──────── DATASET RECORDS ────────
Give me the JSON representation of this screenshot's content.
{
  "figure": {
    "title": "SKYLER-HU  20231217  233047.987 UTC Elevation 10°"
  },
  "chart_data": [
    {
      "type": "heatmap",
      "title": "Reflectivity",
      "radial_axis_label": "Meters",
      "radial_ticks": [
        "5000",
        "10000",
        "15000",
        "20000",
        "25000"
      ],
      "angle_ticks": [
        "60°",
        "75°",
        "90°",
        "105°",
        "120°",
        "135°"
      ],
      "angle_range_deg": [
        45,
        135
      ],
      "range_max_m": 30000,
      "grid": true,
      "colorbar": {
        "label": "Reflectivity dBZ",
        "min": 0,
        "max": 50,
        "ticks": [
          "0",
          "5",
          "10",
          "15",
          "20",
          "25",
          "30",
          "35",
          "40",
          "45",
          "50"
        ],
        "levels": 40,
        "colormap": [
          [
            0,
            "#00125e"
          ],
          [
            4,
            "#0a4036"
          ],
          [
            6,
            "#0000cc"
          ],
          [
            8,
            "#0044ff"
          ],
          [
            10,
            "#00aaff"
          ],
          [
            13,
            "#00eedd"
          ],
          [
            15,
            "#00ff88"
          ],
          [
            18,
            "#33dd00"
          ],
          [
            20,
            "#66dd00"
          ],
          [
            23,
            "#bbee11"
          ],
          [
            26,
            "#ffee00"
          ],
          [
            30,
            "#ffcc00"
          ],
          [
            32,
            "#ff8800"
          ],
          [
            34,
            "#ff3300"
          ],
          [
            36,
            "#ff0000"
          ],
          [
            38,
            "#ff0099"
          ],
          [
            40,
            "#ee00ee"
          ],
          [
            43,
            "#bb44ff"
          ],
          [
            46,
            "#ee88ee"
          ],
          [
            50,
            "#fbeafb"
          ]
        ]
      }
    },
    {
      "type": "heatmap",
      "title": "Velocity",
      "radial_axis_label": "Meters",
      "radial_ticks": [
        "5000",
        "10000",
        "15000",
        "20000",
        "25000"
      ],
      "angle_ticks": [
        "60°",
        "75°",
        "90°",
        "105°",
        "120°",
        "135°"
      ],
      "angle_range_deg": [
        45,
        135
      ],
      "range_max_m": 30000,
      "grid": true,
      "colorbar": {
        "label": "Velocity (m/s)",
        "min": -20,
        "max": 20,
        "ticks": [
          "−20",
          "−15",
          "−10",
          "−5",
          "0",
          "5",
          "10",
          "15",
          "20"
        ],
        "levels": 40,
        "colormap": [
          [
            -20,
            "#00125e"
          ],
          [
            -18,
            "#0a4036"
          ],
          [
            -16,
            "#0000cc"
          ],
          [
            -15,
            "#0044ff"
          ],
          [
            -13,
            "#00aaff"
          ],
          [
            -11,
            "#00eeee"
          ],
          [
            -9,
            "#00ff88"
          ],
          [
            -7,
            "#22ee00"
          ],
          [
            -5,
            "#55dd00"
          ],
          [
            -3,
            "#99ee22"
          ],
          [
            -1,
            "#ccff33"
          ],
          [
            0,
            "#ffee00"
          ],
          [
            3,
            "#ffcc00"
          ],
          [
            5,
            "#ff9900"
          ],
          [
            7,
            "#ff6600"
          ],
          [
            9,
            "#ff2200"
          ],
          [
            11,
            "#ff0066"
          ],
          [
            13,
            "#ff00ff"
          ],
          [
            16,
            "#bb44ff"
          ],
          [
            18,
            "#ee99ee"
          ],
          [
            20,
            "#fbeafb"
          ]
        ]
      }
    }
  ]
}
────────
DIRECTION. Copy out the full set of records precisely, leaving nothing out.

ANSWER TO THE EXERCISE.
Give me the JSON representation of this screenshot's content.
{
  "figure": {
    "title": "SKYLER-HU  20231217  233047.987 UTC Elevation 10°"
  },
  "chart_data": [
    {
      "type": "heatmap",
      "title": "Reflectivity",
      "radial_axis_label": "Meters",
      "radial_ticks": [
        "5000",
        "10000",
        "15000",
        "20000",
        "25000"
      ],
      "angle_ticks": [
        "60°",
        "75°",
        "90°",
        "105°",
        "120°",
        "135°"
      ],
      "angle_range_deg": [
        45,
        135
      ],
      "range_max_m": 30000,
      "grid": true,
      "colorbar": {
        "label": "Reflectivity dBZ",
        "min": 0,
        "max": 50,
        "ticks": [
          "0",
          "5",
          "10",
          "15",
          "20",
          "25",
          "30",
          "35",
          "40",
          "45",
          "50"
        ],
        "levels": 40,
        "colormap": [
          [
            0,
            "#00125e"
          ],
          [
            4,
            "#0a4036"
          ],
          [
            6,
            "#0000cc"
          ],
          [
            8,
            "#0044ff"
          ],
          [
            10,
            "#00aaff"
          ],
          [
            13,
            "#00eedd"
          ],
          [
            15,
            "#00ff88"
          ],
          [
            18,
            "#33dd00"
          ],
          [
            20,
            "#66dd00"
          ],
          [
            23,
            "#bbee11"
          ],
          [
            26,
            "#ffee00"
          ],
          [
            30,
            "#ffcc00"
          ],
          [
            32,
            "#ff8800"
          ],
          [
            34,
            "#ff3300"
          ],
          [
            36,
            "#ff0000"
          ],
          [
            38,
            "#ff0099"
          ],
          [
            40,
            "#ee00ee"
          ],
          [
            43,
            "#bb44ff"
          ],
          [
            46,
            "#ee88ee"
          ],
          [
            50,
            "#fbeafb"
          ]
        ]
      }
    },
    {
      "type": "heatmap",
      "title": "Velocity",
      "radial_axis_label": "Meters",
      "radial_ticks": [
        "5000",
        "10000",
        "15000",
        "20000",
        "25000"
      ],
      "angle_ticks": [
        "60°",
        "75°",
        "90°",
        "105°",
        "120°",
        "135°"
      ],
      "angle_range_deg": [
        45,
        135
      ],
      "range_max_m": 30000,
      "grid": true,
      "colorbar": {
        "label": "Velocity (m/s)",
        "min": -20,
        "max": 20,
        "ticks": [
          "−20",
          "−15",
          "−10",
          "−5",
          "0",
          "5",
          "10",
          "15",
          "20"
        ],
        "levels": 40,
        "colormap": [
          [
            -20,
            "#00125e"
          ],
          [
            -18,
            "#0a4036"
          ],
          [
            -16,
            "#0000cc"
          ],
          [
            -15,
            "#0044ff"
          ],
          [
            -13,
            "#00aaff"
          ],
          [
            -11,
            "#00eeee"
          ],
          [
            -9,
            "#00ff88"
          ],
          [
            -7,
            "#22ee00"
          ],
          [
            -5,
            "#55dd00"
          ],
          [
            -3,
            "#99ee22"
          ],
          [
            -1,
            "#ccff33"
          ],
          [
            0,
            "#ffee00"
          ],
          [
            3,
            "#ffcc00"
          ],
          [
            5,
            "#ff9900"
          ],
          [
            7,
            "#ff6600"
          ],
          [
            9,
            "#ff2200"
          ],
          [
            11,
            "#ff0066"
          ],
          [
            13,
            "#ff00ff"
          ],
          [
            16,
            "#bb44ff"
          ],
          [
            18,
            "#ee99ee"
          ],
          [
            20,
            "#fbeafb"
          ]
        ]
      }
    }
  ]
}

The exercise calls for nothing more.